• _Directive_
Wherever a line holds the word "offset", copy that line out.

• _Records provided_

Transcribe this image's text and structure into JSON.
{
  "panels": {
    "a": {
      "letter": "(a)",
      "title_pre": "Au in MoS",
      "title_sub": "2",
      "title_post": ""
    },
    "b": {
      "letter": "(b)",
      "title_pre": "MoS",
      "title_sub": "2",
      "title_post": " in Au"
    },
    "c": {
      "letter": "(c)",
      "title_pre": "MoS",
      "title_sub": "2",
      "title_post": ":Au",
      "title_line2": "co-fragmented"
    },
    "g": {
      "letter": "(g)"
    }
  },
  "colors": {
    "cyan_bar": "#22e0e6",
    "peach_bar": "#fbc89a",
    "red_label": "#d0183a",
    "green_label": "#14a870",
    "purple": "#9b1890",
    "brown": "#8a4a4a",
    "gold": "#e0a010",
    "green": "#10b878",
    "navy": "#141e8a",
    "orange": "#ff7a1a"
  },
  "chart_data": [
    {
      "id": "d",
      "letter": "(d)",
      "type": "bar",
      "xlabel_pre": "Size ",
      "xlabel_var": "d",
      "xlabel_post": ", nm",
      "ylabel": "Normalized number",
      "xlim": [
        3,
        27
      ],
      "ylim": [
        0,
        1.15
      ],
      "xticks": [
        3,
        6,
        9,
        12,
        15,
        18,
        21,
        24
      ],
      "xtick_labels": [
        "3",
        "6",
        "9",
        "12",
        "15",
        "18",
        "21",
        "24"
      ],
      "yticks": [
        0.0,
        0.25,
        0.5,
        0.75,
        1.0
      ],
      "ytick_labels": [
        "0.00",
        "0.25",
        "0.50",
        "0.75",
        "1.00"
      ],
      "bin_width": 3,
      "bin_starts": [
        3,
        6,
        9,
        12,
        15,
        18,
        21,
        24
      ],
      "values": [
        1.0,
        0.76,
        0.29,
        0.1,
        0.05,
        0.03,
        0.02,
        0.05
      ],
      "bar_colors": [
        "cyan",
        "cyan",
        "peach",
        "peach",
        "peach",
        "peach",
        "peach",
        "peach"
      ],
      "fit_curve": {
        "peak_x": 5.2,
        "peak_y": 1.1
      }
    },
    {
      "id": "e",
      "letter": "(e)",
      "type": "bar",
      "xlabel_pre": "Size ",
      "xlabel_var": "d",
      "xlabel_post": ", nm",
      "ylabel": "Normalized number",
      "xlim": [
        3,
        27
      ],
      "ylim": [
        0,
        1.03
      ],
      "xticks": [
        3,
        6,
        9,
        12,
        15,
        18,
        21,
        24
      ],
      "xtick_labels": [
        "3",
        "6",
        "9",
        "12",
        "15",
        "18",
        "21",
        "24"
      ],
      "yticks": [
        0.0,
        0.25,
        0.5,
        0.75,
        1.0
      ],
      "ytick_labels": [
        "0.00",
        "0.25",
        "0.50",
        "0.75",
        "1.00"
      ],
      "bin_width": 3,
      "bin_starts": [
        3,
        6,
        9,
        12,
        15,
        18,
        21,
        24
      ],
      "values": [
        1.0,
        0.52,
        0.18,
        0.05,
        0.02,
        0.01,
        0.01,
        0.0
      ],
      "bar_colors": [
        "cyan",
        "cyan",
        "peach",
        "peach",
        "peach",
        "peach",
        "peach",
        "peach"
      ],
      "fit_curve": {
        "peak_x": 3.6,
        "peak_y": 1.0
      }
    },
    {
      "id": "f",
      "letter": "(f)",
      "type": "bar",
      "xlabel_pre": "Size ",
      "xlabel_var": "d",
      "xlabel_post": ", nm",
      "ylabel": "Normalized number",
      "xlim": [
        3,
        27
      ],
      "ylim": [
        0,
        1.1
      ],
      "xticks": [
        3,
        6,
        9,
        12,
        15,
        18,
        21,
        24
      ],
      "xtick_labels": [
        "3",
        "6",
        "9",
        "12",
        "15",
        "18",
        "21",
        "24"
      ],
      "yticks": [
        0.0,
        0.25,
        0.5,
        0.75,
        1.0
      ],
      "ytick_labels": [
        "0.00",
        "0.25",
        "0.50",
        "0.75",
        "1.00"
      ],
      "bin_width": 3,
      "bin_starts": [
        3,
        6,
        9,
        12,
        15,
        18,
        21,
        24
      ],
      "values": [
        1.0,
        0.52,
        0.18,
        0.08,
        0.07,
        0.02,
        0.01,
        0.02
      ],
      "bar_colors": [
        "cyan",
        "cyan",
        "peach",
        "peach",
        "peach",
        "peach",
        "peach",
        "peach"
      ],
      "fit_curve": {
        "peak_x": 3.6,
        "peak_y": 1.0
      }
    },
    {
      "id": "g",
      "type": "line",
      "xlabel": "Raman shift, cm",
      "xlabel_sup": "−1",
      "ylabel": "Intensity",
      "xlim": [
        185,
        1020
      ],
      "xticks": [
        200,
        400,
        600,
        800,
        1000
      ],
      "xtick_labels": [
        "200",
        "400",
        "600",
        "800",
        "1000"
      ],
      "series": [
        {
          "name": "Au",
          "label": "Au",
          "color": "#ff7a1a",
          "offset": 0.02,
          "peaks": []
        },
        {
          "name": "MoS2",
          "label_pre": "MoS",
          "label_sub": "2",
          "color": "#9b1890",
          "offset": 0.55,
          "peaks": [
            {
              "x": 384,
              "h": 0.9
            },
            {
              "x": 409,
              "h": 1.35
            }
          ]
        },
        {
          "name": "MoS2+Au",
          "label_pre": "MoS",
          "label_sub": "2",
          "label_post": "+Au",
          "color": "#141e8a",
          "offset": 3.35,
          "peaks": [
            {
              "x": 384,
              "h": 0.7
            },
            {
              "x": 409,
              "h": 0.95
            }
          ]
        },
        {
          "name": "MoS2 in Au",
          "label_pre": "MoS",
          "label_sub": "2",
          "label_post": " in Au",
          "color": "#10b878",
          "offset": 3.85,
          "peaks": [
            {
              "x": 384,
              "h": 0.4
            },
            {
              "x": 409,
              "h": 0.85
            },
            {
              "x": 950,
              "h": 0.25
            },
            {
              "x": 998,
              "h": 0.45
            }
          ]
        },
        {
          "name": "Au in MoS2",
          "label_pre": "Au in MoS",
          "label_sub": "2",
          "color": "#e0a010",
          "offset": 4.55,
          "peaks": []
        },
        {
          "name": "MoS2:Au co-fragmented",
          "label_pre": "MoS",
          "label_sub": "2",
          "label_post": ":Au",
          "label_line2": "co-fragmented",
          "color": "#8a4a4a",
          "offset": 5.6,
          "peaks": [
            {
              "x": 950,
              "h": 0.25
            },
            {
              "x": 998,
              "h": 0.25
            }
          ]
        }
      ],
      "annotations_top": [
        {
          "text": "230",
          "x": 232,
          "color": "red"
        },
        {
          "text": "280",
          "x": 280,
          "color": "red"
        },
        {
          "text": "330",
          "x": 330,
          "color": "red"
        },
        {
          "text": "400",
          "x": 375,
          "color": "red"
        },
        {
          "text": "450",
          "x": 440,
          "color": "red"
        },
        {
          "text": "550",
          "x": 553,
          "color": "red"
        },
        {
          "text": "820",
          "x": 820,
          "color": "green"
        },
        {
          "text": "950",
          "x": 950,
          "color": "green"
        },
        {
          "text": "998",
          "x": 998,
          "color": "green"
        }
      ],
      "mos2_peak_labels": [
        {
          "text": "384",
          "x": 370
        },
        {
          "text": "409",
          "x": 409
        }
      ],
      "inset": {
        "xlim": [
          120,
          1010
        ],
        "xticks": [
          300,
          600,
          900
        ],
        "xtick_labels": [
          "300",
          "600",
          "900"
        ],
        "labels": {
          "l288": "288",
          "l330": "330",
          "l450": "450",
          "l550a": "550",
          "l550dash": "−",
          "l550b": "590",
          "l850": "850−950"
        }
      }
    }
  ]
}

• _Answer to the task_
          "offset": 0.02,
          "offset": 0.55,
          "offset": 3.35,
          "offset": 3.85,
          "offset": 4.55,
          "offset": 5.6,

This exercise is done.